What this task involves:
Could you rewrite every line of the material below as a JSON list of strings, with one string per line and no blank lines?

>> START Data lines

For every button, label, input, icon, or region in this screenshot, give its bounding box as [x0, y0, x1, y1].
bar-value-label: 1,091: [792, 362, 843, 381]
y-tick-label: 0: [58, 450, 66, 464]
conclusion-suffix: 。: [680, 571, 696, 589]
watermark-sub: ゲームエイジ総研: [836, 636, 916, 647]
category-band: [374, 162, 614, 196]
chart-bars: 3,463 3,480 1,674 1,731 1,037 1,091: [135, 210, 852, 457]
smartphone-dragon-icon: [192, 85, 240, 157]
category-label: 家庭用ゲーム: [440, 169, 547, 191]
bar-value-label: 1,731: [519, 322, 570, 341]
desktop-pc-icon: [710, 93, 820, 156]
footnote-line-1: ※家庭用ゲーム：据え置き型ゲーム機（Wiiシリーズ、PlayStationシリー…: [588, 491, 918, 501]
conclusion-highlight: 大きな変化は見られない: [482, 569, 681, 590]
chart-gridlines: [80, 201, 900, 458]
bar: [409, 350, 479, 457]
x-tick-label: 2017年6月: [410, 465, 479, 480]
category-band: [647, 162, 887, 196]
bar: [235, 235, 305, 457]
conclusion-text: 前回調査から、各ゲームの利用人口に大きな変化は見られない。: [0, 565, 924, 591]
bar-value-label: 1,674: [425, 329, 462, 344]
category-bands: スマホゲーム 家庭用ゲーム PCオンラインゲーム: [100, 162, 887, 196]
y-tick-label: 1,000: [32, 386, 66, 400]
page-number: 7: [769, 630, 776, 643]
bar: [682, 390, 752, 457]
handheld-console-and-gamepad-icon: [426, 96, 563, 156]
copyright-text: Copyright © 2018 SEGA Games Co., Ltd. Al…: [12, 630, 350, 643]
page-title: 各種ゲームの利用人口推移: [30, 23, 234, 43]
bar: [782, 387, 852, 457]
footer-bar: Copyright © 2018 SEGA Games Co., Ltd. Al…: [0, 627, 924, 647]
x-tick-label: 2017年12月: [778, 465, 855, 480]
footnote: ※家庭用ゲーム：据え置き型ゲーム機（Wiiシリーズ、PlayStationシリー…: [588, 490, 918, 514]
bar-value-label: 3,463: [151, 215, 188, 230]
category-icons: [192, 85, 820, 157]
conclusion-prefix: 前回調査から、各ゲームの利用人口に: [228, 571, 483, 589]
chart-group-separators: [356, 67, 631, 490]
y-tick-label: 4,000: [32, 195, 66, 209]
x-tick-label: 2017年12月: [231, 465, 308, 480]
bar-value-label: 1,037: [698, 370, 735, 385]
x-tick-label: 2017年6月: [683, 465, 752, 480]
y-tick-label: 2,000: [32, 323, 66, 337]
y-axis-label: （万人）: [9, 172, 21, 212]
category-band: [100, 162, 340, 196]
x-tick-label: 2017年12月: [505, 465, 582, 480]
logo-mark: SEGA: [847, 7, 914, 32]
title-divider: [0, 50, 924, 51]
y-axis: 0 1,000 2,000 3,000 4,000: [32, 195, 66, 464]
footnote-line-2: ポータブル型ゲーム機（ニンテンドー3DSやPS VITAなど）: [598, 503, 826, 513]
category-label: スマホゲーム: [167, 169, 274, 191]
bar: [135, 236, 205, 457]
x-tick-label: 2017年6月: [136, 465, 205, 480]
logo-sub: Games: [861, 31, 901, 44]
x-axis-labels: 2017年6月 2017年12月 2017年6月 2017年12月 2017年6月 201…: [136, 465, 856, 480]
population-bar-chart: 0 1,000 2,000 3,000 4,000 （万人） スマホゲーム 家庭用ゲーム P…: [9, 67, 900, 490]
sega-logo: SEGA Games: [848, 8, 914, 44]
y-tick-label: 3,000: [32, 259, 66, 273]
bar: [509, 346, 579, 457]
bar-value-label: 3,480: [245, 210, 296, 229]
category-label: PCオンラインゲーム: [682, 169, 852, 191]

>> END Data lines

Result of the exercise:
[
  "For every button, label, input, icon, or region in this screenshot, give its bounding box as [x0, y0, x1, y1].",
  "bar-value-label: 1,091: [792, 362, 843, 381]",
  "y-tick-label: 0: [58, 450, 66, 464]",
  "conclusion-suffix: 。: [680, 571, 696, 589]",
  "watermark-sub: ゲームエイジ総研: [836, 636, 916, 647]",
  "category-band: [374, 162, 614, 196]",
  "chart-bars: 3,463 3,480 1,674 1,731 1,037 1,091: [135, 210, 852, 457]",
  "smartphone-dragon-icon: [192, 85, 240, 157]",
  "category-label: 家庭用ゲーム: [440, 169, 547, 191]",
  "bar-value-label: 1,731: [519, 322, 570, 341]",
  "desktop-pc-icon: [710, 93, 820, 156]",
  "footnote-line-1: ※家庭用ゲーム：据え置き型ゲーム機（Wiiシリーズ、PlayStationシリー…: [588, 491, 918, 501]",
  "conclusion-highlight: 大きな変化は見られない: [482, 569, 681, 590]",
  "chart-gridlines: [80, 201, 900, 458]",
  "bar: [409, 350, 479, 457]",
  "x-tick-label: 2017年6月: [410, 465, 479, 480]",
  "category-band: [647, 162, 887, 196]",
  "bar: [235, 235, 305, 457]",
  "conclusion-text: 前回調査から、各ゲームの利用人口に大きな変化は見られない。: [0, 565, 924, 591]",
  "bar-value-label: 1,674: [425, 329, 462, 344]",
  "category-bands: スマホゲーム 家庭用ゲーム PCオンラインゲーム: [100, 162, 887, 196]",
  "y-tick-label: 1,000: [32, 386, 66, 400]",
  "page-number: 7: [769, 630, 776, 643]",
  "bar: [682, 390, 752, 457]",
  "handheld-console-and-gamepad-icon: [426, 96, 563, 156]",
  "copyright-text: Copyright © 2018 SEGA Games Co., Ltd. Al…: [12, 630, 350, 643]",
  "page-title: 各種ゲームの利用人口推移: [30, 23, 234, 43]",
  "bar: [782, 387, 852, 457]",
  "footer-bar: Copyright © 2018 SEGA Games Co., Ltd. Al…: [0, 627, 924, 647]",
  "x-tick-label: 2017年12月: [778, 465, 855, 480]",
  "footnote: ※家庭用ゲーム：据え置き型ゲーム機（Wiiシリーズ、PlayStationシリー…: [588, 490, 918, 514]",
  "bar-value-label: 3,463: [151, 215, 188, 230]",
  "category-icons: [192, 85, 820, 157]",
  "conclusion-prefix: 前回調査から、各ゲームの利用人口に: [228, 571, 483, 589]",
  "chart-group-separators: [356, 67, 631, 490]",
  "y-tick-label: 4,000: [32, 195, 66, 209]",
  "x-tick-label: 2017年12月: [231, 465, 308, 480]",
  "bar-value-label: 1,037: [698, 370, 735, 385]",
  "x-tick-label: 2017年6月: [683, 465, 752, 480]",
  "y-tick-label: 2,000: [32, 323, 66, 337]",
  "y-axis-label: （万人）: [9, 172, 21, 212]",
  "category-band: [100, 162, 340, 196]",
  "x-tick-label: 2017年12月: [505, 465, 582, 480]",
  "logo-mark: SEGA: [847, 7, 914, 32]",
  "title-divider: [0, 50, 924, 51]",
  "y-axis: 0 1,000 2,000 3,000 4,000: [32, 195, 66, 464]",
  "footnote-line-2: ポータブル型ゲーム機（ニンテンドー3DSやPS VITAなど）: [598, 503, 826, 513]",
  "category-label: スマホゲーム: [167, 169, 274, 191]",
  "bar: [135, 236, 205, 457]",
  "x-tick-label: 2017年6月: [136, 465, 205, 480]",
  "logo-sub: Games: [861, 31, 901, 44]",
  "x-axis-labels: 2017年6月 2017年12月 2017年6月 2017年12月 2017年6月 201…: [136, 465, 856, 480]",
  "population-bar-chart: 0 1,000 2,000 3,000 4,000 （万人） スマホゲーム 家庭用ゲーム P…: [9, 67, 900, 490]",
  "sega-logo: SEGA Games: [848, 8, 914, 44]",
  "y-tick-label: 3,000: [32, 259, 66, 273]",
  "bar: [509, 346, 579, 457]",
  "bar-value-label: 3,480: [245, 210, 296, 229]",
  "category-label: PCオンラインゲーム: [682, 169, 852, 191]"
]